Goal =>
Swap "waist-cell" for "waist-value" and reproduce the listing, starting at its beginning and ending at the line that contains "weight-cell: 75-90kg [394, 432, 497, 469]", with everything else unchanged.

Provided information =>
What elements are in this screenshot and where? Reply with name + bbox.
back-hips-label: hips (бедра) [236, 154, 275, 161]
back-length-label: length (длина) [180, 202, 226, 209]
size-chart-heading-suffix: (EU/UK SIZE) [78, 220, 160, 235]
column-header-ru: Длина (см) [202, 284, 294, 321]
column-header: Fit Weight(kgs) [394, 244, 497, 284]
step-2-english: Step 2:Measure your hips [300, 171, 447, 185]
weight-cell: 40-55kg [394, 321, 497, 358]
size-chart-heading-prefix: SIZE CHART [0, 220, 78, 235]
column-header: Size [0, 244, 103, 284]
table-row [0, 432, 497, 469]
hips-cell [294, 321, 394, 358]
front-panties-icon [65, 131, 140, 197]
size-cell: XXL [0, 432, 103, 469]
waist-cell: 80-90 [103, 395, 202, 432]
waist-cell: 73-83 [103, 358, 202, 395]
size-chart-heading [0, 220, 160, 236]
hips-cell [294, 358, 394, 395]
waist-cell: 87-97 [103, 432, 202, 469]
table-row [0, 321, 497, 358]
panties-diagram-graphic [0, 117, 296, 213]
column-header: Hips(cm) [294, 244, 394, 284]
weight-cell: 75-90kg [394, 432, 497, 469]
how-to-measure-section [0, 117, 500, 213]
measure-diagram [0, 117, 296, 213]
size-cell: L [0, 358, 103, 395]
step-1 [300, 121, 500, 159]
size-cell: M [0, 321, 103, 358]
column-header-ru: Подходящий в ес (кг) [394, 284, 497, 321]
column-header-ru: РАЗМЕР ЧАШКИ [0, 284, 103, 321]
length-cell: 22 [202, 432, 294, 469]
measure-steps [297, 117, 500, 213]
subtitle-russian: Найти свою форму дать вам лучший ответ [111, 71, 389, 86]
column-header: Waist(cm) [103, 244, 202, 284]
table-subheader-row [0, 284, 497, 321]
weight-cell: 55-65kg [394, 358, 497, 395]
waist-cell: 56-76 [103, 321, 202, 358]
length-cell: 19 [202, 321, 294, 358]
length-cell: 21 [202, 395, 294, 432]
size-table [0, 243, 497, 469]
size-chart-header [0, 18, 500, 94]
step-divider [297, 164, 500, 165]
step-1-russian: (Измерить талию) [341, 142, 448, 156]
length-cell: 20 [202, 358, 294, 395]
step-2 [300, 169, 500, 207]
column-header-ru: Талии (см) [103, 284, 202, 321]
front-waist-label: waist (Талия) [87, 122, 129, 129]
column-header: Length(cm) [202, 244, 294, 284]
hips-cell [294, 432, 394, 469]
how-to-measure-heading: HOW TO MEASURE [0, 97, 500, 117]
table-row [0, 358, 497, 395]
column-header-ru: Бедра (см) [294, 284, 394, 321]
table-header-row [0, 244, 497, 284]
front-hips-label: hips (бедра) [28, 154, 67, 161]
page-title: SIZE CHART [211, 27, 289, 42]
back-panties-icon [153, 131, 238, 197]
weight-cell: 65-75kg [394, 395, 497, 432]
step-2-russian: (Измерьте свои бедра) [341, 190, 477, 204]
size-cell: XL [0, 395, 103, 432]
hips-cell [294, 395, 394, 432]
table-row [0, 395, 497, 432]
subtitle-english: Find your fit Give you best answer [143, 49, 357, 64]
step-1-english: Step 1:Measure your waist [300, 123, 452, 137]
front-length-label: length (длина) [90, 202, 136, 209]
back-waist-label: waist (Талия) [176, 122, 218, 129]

The output =>
What elements are in this screenshot and where? Reply with name + bbox.
back-hips-label: hips (бедра) [236, 154, 275, 161]
back-length-label: length (длина) [180, 202, 226, 209]
size-chart-heading-suffix: (EU/UK SIZE) [78, 220, 160, 235]
column-header-ru: Длина (см) [202, 284, 294, 321]
column-header: Fit Weight(kgs) [394, 244, 497, 284]
step-2-english: Step 2:Measure your hips [300, 171, 447, 185]
weight-cell: 40-55kg [394, 321, 497, 358]
size-chart-heading-prefix: SIZE CHART [0, 220, 78, 235]
column-header: Size [0, 244, 103, 284]
table-row [0, 432, 497, 469]
hips-cell [294, 321, 394, 358]
front-panties-icon [65, 131, 140, 197]
size-cell: XXL [0, 432, 103, 469]
waist-value: 80-90 [103, 395, 202, 432]
waist-value: 73-83 [103, 358, 202, 395]
size-chart-heading [0, 220, 160, 236]
hips-cell [294, 358, 394, 395]
waist-value: 87-97 [103, 432, 202, 469]
table-row [0, 321, 497, 358]
panties-diagram-graphic [0, 117, 296, 213]
column-header: Hips(cm) [294, 244, 394, 284]
weight-cell: 75-90kg [394, 432, 497, 469]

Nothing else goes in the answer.